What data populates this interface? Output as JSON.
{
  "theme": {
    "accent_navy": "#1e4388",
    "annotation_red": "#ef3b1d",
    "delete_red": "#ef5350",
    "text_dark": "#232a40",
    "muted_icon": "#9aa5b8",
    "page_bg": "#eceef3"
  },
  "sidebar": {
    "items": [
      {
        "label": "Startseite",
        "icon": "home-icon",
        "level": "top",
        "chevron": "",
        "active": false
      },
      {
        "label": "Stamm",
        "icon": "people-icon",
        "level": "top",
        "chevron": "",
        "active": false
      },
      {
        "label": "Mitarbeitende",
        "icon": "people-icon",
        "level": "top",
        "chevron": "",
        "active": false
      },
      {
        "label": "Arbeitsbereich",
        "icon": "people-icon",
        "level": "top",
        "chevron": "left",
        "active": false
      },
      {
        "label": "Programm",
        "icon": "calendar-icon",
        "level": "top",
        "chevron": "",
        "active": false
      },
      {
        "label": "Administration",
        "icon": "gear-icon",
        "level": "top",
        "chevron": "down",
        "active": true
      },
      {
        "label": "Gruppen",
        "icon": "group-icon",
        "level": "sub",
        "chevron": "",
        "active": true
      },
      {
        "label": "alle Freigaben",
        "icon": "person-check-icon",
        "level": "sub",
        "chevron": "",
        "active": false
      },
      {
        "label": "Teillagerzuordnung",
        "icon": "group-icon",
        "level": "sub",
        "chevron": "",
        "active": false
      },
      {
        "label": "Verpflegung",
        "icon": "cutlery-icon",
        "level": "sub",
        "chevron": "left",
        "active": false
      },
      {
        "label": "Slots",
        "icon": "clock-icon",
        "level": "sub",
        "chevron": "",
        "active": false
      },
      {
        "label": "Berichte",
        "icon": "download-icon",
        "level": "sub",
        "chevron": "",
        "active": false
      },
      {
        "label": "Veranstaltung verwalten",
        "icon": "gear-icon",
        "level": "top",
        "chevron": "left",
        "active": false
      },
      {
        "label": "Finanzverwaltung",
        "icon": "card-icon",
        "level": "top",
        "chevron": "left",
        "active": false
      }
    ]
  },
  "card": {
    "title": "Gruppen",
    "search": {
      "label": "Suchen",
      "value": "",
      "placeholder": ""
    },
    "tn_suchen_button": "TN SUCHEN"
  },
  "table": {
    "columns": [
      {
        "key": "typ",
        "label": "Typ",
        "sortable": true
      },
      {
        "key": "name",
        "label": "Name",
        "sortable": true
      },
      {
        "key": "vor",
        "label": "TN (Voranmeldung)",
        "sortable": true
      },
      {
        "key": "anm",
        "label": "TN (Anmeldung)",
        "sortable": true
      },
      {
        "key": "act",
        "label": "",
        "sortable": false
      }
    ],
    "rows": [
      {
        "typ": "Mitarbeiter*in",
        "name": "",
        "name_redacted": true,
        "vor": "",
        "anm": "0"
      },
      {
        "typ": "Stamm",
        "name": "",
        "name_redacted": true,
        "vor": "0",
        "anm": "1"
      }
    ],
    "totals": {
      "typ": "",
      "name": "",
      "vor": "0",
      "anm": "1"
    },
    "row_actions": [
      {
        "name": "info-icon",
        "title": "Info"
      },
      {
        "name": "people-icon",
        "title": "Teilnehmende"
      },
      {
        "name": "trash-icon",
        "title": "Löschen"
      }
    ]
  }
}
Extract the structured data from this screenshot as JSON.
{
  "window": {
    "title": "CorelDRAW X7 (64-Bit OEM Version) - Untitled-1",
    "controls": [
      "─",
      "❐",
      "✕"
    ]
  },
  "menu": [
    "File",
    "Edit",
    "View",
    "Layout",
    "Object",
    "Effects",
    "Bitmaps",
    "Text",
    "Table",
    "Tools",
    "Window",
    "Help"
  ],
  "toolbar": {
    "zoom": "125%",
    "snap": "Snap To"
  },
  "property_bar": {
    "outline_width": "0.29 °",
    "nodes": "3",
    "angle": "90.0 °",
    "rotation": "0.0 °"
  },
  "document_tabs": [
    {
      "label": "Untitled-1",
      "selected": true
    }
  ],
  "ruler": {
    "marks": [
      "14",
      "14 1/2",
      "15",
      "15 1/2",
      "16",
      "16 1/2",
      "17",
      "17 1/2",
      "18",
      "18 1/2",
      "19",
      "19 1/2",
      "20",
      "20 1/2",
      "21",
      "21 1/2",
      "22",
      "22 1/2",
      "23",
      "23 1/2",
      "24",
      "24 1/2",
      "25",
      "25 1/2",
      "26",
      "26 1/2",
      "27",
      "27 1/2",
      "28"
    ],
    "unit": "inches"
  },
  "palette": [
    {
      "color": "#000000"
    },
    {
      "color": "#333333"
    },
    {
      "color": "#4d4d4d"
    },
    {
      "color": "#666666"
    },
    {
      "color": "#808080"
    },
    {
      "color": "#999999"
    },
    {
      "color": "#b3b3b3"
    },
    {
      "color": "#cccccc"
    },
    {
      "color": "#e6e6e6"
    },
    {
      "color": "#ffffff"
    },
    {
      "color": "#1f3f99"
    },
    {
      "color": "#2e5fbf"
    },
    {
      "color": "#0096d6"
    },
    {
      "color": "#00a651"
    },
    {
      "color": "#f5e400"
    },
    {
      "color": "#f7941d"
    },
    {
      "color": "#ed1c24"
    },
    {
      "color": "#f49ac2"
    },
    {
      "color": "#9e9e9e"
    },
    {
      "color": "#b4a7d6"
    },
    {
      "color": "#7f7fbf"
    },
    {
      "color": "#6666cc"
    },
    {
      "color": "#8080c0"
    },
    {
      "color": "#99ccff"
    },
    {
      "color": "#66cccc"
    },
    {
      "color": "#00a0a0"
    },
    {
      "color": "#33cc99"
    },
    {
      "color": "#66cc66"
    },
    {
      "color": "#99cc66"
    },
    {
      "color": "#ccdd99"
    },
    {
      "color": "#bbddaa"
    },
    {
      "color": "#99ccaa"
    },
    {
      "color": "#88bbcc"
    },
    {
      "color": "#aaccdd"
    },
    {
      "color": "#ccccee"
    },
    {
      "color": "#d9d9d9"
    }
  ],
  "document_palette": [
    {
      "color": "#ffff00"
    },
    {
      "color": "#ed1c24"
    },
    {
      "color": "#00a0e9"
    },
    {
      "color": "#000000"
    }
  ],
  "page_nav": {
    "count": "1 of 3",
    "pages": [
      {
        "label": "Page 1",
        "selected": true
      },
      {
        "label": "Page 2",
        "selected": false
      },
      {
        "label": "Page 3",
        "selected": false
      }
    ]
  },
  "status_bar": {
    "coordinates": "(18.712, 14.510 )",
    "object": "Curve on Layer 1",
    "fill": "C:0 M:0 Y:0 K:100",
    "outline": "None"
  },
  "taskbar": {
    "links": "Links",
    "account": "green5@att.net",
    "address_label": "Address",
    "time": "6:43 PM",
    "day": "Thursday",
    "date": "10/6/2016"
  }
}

__Short problem__
Extract all lines from the material above that include the word "this".

__The completed task__
What data populates this interface? Output as JSON.
Extract the structured data from this screenshot as JSON.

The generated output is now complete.